LISTING ::
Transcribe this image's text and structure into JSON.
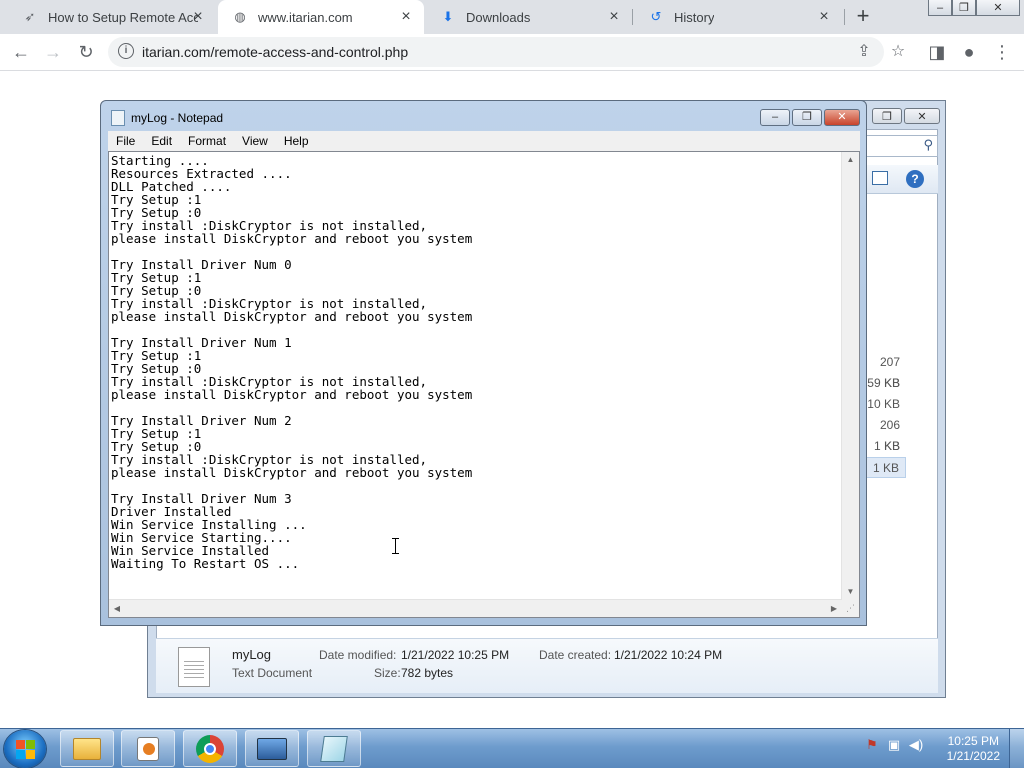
{
  "browser": {
    "tabs": [
      {
        "title": "How to Setup Remote Acce",
        "favicon": "itarian-favicon",
        "active": false
      },
      {
        "title": "www.itarian.com",
        "favicon": "globe-icon",
        "active": true
      },
      {
        "title": "Downloads",
        "favicon": "download-icon",
        "active": false
      },
      {
        "title": "History",
        "favicon": "history-icon",
        "active": false
      }
    ],
    "new_tab": "+",
    "url": "itarian.com/remote-access-and-control.php"
  },
  "window_controls": {
    "minimize": "–",
    "restore": "❐",
    "close": "✕"
  },
  "notepad": {
    "title": "myLog - Notepad",
    "menu": [
      "File",
      "Edit",
      "Format",
      "View",
      "Help"
    ],
    "content": "Starting ....\nResources Extracted ....\nDLL Patched ....\nTry Setup :1\nTry Setup :0\nTry install :DiskCryptor is not installed,\nplease install DiskCryptor and reboot you system\n\nTry Install Driver Num 0\nTry Setup :1\nTry Setup :0\nTry install :DiskCryptor is not installed,\nplease install DiskCryptor and reboot you system\n\nTry Install Driver Num 1\nTry Setup :1\nTry Setup :0\nTry install :DiskCryptor is not installed,\nplease install DiskCryptor and reboot you system\n\nTry Install Driver Num 2\nTry Setup :1\nTry Setup :0\nTry install :DiskCryptor is not installed,\nplease install DiskCryptor and reboot you system\n\nTry Install Driver Num 3\nDriver Installed\nWin Service Installing ...\nWin Service Starting....\nWin Service Installed\nWaiting To Restart OS ..."
  },
  "explorer": {
    "sizes": [
      "207 KB",
      "59 KB",
      "10 KB",
      "206 KB",
      "1 KB",
      "1 KB"
    ],
    "details": {
      "name": "myLog",
      "type": "Text Document",
      "modified_label": "Date modified:",
      "modified": "1/21/2022 10:25 PM",
      "created_label": "Date created:",
      "created": "1/21/2022 10:24 PM",
      "size_label": "Size:",
      "size": "782 bytes"
    }
  },
  "taskbar": {
    "time": "10:25 PM",
    "date": "1/21/2022"
  }
}
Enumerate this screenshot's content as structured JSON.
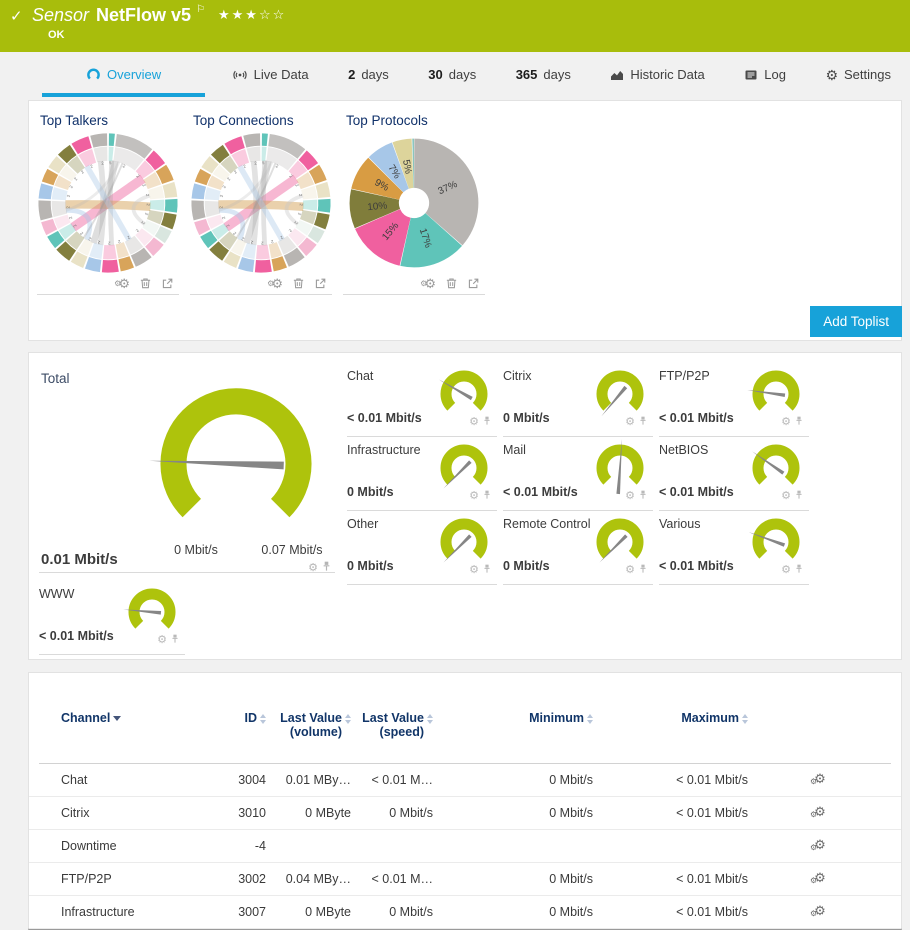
{
  "header": {
    "status_check_icon": "✓",
    "type_label": "Sensor",
    "sensor_name": "NetFlow v5",
    "flag_icon": "⚐",
    "rating_stars": "★★★☆☆",
    "status": "OK",
    "status_color": "#a8bd0c"
  },
  "tabs": [
    {
      "label": "Overview",
      "icon": "gauge-icon",
      "active": true
    },
    {
      "label": "Live Data",
      "icon": "live-data-icon"
    },
    {
      "num": "2",
      "label": "days"
    },
    {
      "num": "30",
      "label": "days"
    },
    {
      "num": "365",
      "label": "days"
    },
    {
      "label": "Historic Data",
      "icon": "area-chart-icon"
    },
    {
      "label": "Log",
      "icon": "log-icon"
    },
    {
      "label": "Settings",
      "icon": "gear-icon"
    }
  ],
  "toplists": {
    "add_button_label": "Add Toplist",
    "chart_action_icons": [
      "settings-gears-icon",
      "trash-icon",
      "open-external-icon"
    ]
  },
  "chart_data": {
    "toplist_charts": [
      {
        "title": "Top Talkers",
        "type": "chord"
      },
      {
        "title": "Top Connections",
        "type": "chord"
      },
      {
        "title": "Top Protocols",
        "type": "donut"
      }
    ],
    "ring_segments": [
      {
        "c": "#5fc4b9",
        "s": 0.5,
        "t": "5"
      },
      {
        "c": "#c2c0be",
        "s": 2.6,
        "t": "2"
      },
      {
        "c": "#f0609f",
        "s": 1.2,
        "t": "2"
      },
      {
        "c": "#d8a45a",
        "s": 1.2,
        "t": "2"
      },
      {
        "c": "#e9e2c6",
        "s": 1.1,
        "t": "2"
      },
      {
        "c": "#5fc4b9",
        "s": 1.0,
        "t": "2"
      },
      {
        "c": "#837f3e",
        "s": 1.1,
        "t": "2"
      },
      {
        "c": "#d9e6df",
        "s": 1.0,
        "t": "2"
      },
      {
        "c": "#f4b8d1",
        "s": 1.1,
        "t": "2"
      },
      {
        "c": "#b8b5b2",
        "s": 1.3,
        "t": "2"
      },
      {
        "c": "#d8a45a",
        "s": 1.0,
        "t": "2"
      },
      {
        "c": "#f0609f",
        "s": 1.2,
        "t": "2"
      },
      {
        "c": "#a7c7e8",
        "s": 1.1,
        "t": "2"
      },
      {
        "c": "#e9e2c6",
        "s": 1.0,
        "t": "2"
      },
      {
        "c": "#837f3e",
        "s": 1.2,
        "t": "2"
      },
      {
        "c": "#5fc4b9",
        "s": 1.0,
        "t": "2"
      },
      {
        "c": "#f4b8d1",
        "s": 1.0,
        "t": "2"
      },
      {
        "c": "#b8b5b2",
        "s": 1.4,
        "t": "2"
      },
      {
        "c": "#a7c7e8",
        "s": 1.1,
        "t": "2"
      },
      {
        "c": "#d8a45a",
        "s": 1.0,
        "t": "2"
      },
      {
        "c": "#e9e2c6",
        "s": 1.0,
        "t": "2"
      },
      {
        "c": "#837f3e",
        "s": 1.1,
        "t": "2"
      },
      {
        "c": "#f0609f",
        "s": 1.3,
        "t": "2"
      },
      {
        "c": "#b8b5b2",
        "s": 1.2,
        "t": "2"
      }
    ],
    "ring_chords": [
      {
        "a": 55,
        "b": 235,
        "c": "rgba(238,95,156,0.45)",
        "w": 10
      },
      {
        "a": 95,
        "b": 268,
        "c": "rgba(214,164,90,0.5)",
        "w": 9
      },
      {
        "a": 10,
        "b": 200,
        "c": "rgba(160,160,160,0.35)",
        "w": 7
      },
      {
        "a": 5,
        "b": 175,
        "c": "rgba(160,160,160,0.3)",
        "w": 5
      },
      {
        "a": 350,
        "b": 190,
        "c": "rgba(160,160,160,0.3)",
        "w": 6
      },
      {
        "a": 330,
        "b": 150,
        "c": "rgba(170,200,230,0.4)",
        "w": 6
      },
      {
        "a": 260,
        "b": 210,
        "c": "rgba(170,200,230,0.45)",
        "w": 5
      },
      {
        "a": 80,
        "b": 120,
        "c": "rgba(200,200,200,0.4)",
        "w": 4
      },
      {
        "a": 15,
        "b": 260,
        "c": "rgba(180,180,180,0.25)",
        "w": 3
      },
      {
        "a": 20,
        "b": 215,
        "c": "rgba(150,150,150,0.3)",
        "w": 2
      }
    ],
    "protocol_slices": [
      {
        "label": "37%",
        "pct": 36.5,
        "color": "#b8b5b2"
      },
      {
        "label": "17%",
        "pct": 17,
        "color": "#5fc4b9"
      },
      {
        "label": "15%",
        "pct": 15,
        "color": "#f0609f"
      },
      {
        "label": "10%",
        "pct": 10,
        "color": "#807d3b"
      },
      {
        "label": "9%",
        "pct": 9,
        "color": "#d89c43"
      },
      {
        "label": "7%",
        "pct": 7,
        "color": "#a7c7e8"
      },
      {
        "label": "5%",
        "pct": 5,
        "color": "#ddd49b"
      },
      {
        "label": "",
        "pct": 0.5,
        "color": "#6ab5ab"
      }
    ]
  },
  "gauges": {
    "accent_color": "#aec30c",
    "total": {
      "label": "Total",
      "value": "0.01 Mbit/s",
      "scale_min": "0 Mbit/s",
      "scale_max": "0.07 Mbit/s",
      "needle_deg": -88
    },
    "channels": [
      {
        "label": "Chat",
        "value": "< 0.01 Mbit/s",
        "needle_deg": -60
      },
      {
        "label": "Citrix",
        "value": "0 Mbit/s",
        "needle_deg": -140
      },
      {
        "label": "FTP/P2P",
        "value": "< 0.01 Mbit/s",
        "needle_deg": -82
      },
      {
        "label": "Infrastructure",
        "value": "0 Mbit/s",
        "needle_deg": -135
      },
      {
        "label": "Mail",
        "value": "< 0.01 Mbit/s",
        "needle_deg": 4,
        "tail": 26
      },
      {
        "label": "NetBIOS",
        "value": "< 0.01 Mbit/s",
        "needle_deg": -55
      },
      {
        "label": "Other",
        "value": "0 Mbit/s",
        "needle_deg": -135
      },
      {
        "label": "Remote Control",
        "value": "0 Mbit/s",
        "needle_deg": -135
      },
      {
        "label": "Various",
        "value": "< 0.01 Mbit/s",
        "needle_deg": -70
      }
    ],
    "www": {
      "label": "WWW",
      "value": "< 0.01 Mbit/s",
      "needle_deg": -85
    },
    "cell_action_icons": [
      "gear-icon",
      "pin-icon"
    ]
  },
  "table": {
    "columns": {
      "channel": "Channel",
      "id": "ID",
      "last_volume_1": "Last Value",
      "last_volume_2": "(volume)",
      "last_speed_1": "Last Value",
      "last_speed_2": "(speed)",
      "minimum": "Minimum",
      "maximum": "Maximum"
    },
    "rows": [
      {
        "channel": "Chat",
        "id": "3004",
        "volume": "0.01 MBy…",
        "speed": "< 0.01 M…",
        "min": "0 Mbit/s",
        "max": "< 0.01 Mbit/s"
      },
      {
        "channel": "Citrix",
        "id": "3010",
        "volume": "0 MByte",
        "speed": "0 Mbit/s",
        "min": "0 Mbit/s",
        "max": "< 0.01 Mbit/s"
      },
      {
        "channel": "Downtime",
        "id": "-4",
        "volume": "",
        "speed": "",
        "min": "",
        "max": ""
      },
      {
        "channel": "FTP/P2P",
        "id": "3002",
        "volume": "0.04 MBy…",
        "speed": "< 0.01 M…",
        "min": "0 Mbit/s",
        "max": "< 0.01 Mbit/s"
      },
      {
        "channel": "Infrastructure",
        "id": "3007",
        "volume": "0 MByte",
        "speed": "0 Mbit/s",
        "min": "0 Mbit/s",
        "max": "< 0.01 Mbit/s"
      }
    ]
  },
  "colors": {
    "accent_blue": "#17a2d9",
    "heading_navy": "#113568",
    "ok_green": "#a8bd0c"
  }
}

STATED GOAL ::
Select every line in the material above where the string "modified" occurs, and copy it.

RIGHT ANSWER ::
      "modified_label": "Date modified:",
      "modified": "1/21/2022 10:25 PM",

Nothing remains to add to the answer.